== GIVEN PROBLEM ==
From the entries that follow, pick out all lines holding "甜度适中".

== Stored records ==
────────────────────

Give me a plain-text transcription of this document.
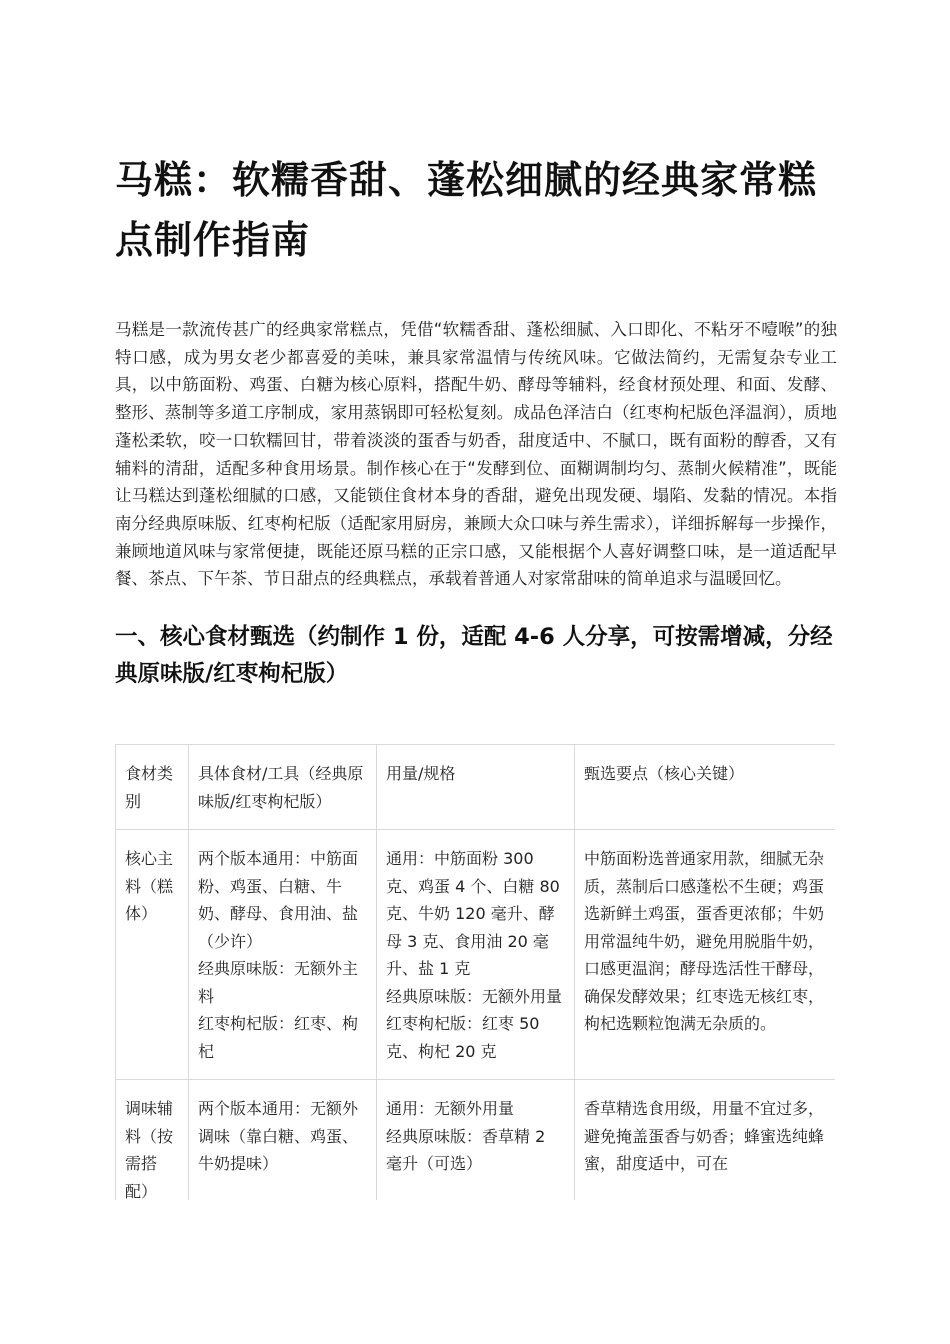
马糕：软糯香甜、蓬松细腻的经典家常糕点制作指南

马糕是一款流传甚广的经典家常糕点，凭借“软糯香甜、蓬松细腻、入口即化、不粘牙不噎喉”的独特口感，成为男女老少都喜爱的美味，兼具家常温情与传统风味。它做法简约，无需复杂专业工具，以中筋面粉、鸡蛋、白糖为核心原料，搭配牛奶、酵母等辅料，经食材预处理、和面、发酵、整形、蒸制等多道工序制成，家用蒸锅即可轻松复刻。成品色泽洁白（红枣枸杞版色泽温润），质地蓬松柔软，咬一口软糯回甘，带着淡淡的蛋香与奶香，甜度适中、不腻口，既有面粉的醇香，又有辅料的清甜，适配多种食用场景。制作核心在于“发酵到位、面糊调制均匀、蒸制火候精准”，既能让马糕达到蓬松细腻的口感，又能锁住食材本身的香甜，避免出现发硬、塌陷、发黏的情况。本指南分经典原味版、红枣枸杞版（适配家用厨房，兼顾大众口味与养生需求），详细拆解每一步操作，兼顾地道风味与家常便捷，既能还原马糕的正宗口感，又能根据个人喜好调整口味，是一道适配早餐、茶点、下午茶、节日甜点的经典糕点，承载着普通人对家常甜味的简单追求与温暖回忆。

一、核心食材甄选（约制作 1 份，适配 4-6 人分享，可按需增减，分经典原味版/红枣枸杞版）
食材类别	具体食材/工具（经典原味版/红枣枸杞版）	用量/规格	甄选要点（核心关键）
核心主料（糕体）	两个版本通用：中筋面粉、鸡蛋、白糖、牛奶、酵母、食用油、盐（少许）
经典原味版：无额外主料
红枣枸杞版：红枣、枸杞	通用：中筋面粉 300 克、鸡蛋 4 个、白糖 80 克、牛奶 120 毫升、酵母 3 克、食用油 20 毫升、盐 1 克
经典原味版：无额外用量
红枣枸杞版：红枣 50 克、枸杞 20 克	中筋面粉选普通家用款，细腻无杂质，蒸制后口感蓬松不生硬；鸡蛋选新鲜土鸡蛋，蛋香更浓郁；牛奶用常温纯牛奶，避免用脱脂牛奶，口感更温润；酵母选活性干酵母，确保发酵效果；红枣选无核红枣，枸杞选颗粒饱满无杂质的。
调味辅料（按需搭配）	两个版本通用：无额外调味（靠白糖、鸡蛋、牛奶提味）	通用：无额外用量
经典原味版：香草精 2 毫升（可选）	香草精选食用级，用量不宜过多，避免掩盖蛋香与奶香；蜂蜜选纯蜂蜜，甜度适中，可在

────────────────────

== REPLY TO THE EXERCISE ==
马糕是一款流传甚广的经典家常糕点，凭借“软糯香甜、蓬松细腻、入口即化、不粘牙不噎喉”的独特口感，成为男女老少都喜爱的美味，兼具家常温情与传统风味。它做法简约，无需复杂专业工具，以中筋面粉、鸡蛋、白糖为核心原料，搭配牛奶、酵母等辅料，经食材预处理、和面、发酵、整形、蒸制等多道工序制成，家用蒸锅即可轻松复刻。成品色泽洁白（红枣枸杞版色泽温润），质地蓬松柔软，咬一口软糯回甘，带着淡淡的蛋香与奶香，甜度适中、不腻口，既有面粉的醇香，又有辅料的清甜，适配多种食用场景。制作核心在于“发酵到位、面糊调制均匀、蒸制火候精准”，既能让马糕达到蓬松细腻的口感，又能锁住食材本身的香甜，避免出现发硬、塌陷、发黏的情况。本指南分经典原味版、红枣枸杞版（适配家用厨房，兼顾大众口味与养生需求），详细拆解每一步操作，兼顾地道风味与家常便捷，既能还原马糕的正宗口感，又能根据个人喜好调整口味，是一道适配早餐、茶点、下午茶、节日甜点的经典糕点，承载着普通人对家常甜味的简单追求与温暖回忆。
经典原味版：香草精 2 毫升（可选）	香草精选食用级，用量不宜过多，避免掩盖蛋香与奶香；蜂蜜选纯蜂蜜，甜度适中，可在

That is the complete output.